What to do> From the entries below, gather every line containing the string "甘肃兰州".

▼

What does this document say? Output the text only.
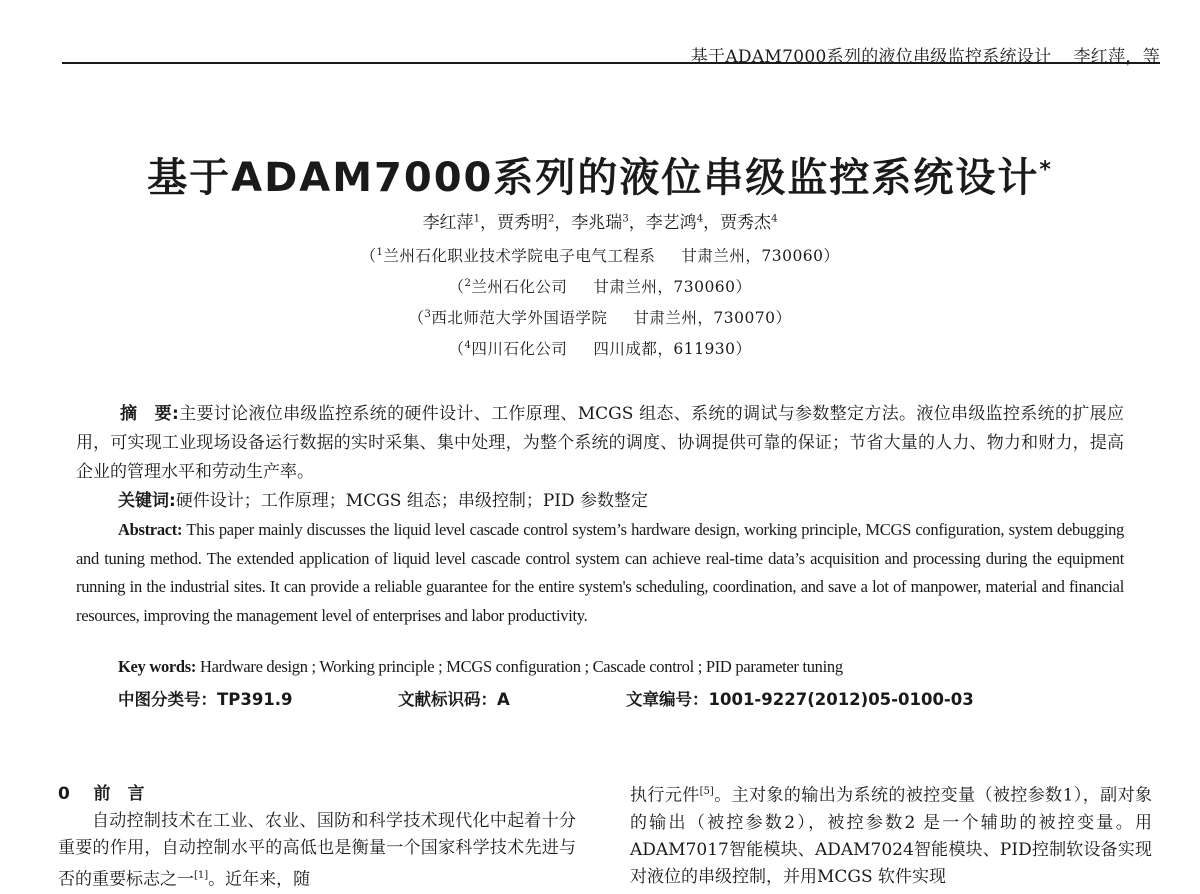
基于ADAM7000系列的液位串级监控系统设计 李红萍，等
基于ADAM7000系列的液位串级监控系统设计*
李红萍$^1$，贾秀明$^2$，李兆瑞$^3$，李艺鸿$^4$，贾秀杰$^4$
（$^1$兰州石化职业技术学院电子电气工程系 甘肃兰州，730060）
（$^2$兰州石化公司 甘肃兰州，730060）
（$^3$西北师范大学外国语学院 甘肃兰州，730070）
（$^4$四川石化公司 四川成都，611930）
摘　要:主要讨论液位串级监控系统的硬件设计、工作原理、MCGS 组态、系统的调试与参数整定方法。液位串级监控系统的扩展应用，可实现工业现场设备运行数据的实时采集、集中处理，为整个系统的调度、协调提供可靠的保证；节省大量的人力、物力和财力，提高企业的管理水平和劳动生产率。
关键词:硬件设计；工作原理；MCGS 组态；串级控制；PID 参数整定
Abstract: This paper mainly discusses the liquid level cascade control system’s hardware design, working principle, MCGS configuration, system debugging and tuning method. The extended application of liquid level cascade control system can achieve real-time data’s acquisition and processing during the equipment running in the industrial sites. It can provide a reliable guarantee for the entire system's scheduling, coordination, and save a lot of manpower, material and financial resources, improving the management level of enterprises and labor productivity.
Key words: Hardware design ; Working principle ; MCGS configuration ; Cascade control ; PID parameter tuning
中图分类号：TP391.9	文献标识码：A	文章编号：1001-9227(2012)05-0100-03
0 前　言
自动控制技术在工业、农业、国防和科学技术现代化中起着十分重要的作用，自动控制水平的高低也是衡量一个国家科学技术先进与否的重要标志之一[1]。近年来，随
执行元件[5]。主对象的输出为系统的被控变量（被控参数1），副对象的输出（被控参数2），被控参数2 是一个辅助的被控变量。用ADAM7017智能模块、ADAM7024智能模块、PID控制软设备实现对液位的串级控制，并用MCGS 软件实现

▲

Solution for this exercise>
（$^1$兰州石化职业技术学院电子电气工程系 甘肃兰州，730060）
（$^2$兰州石化公司 甘肃兰州，730060）
（$^3$西北师范大学外国语学院 甘肃兰州，730070）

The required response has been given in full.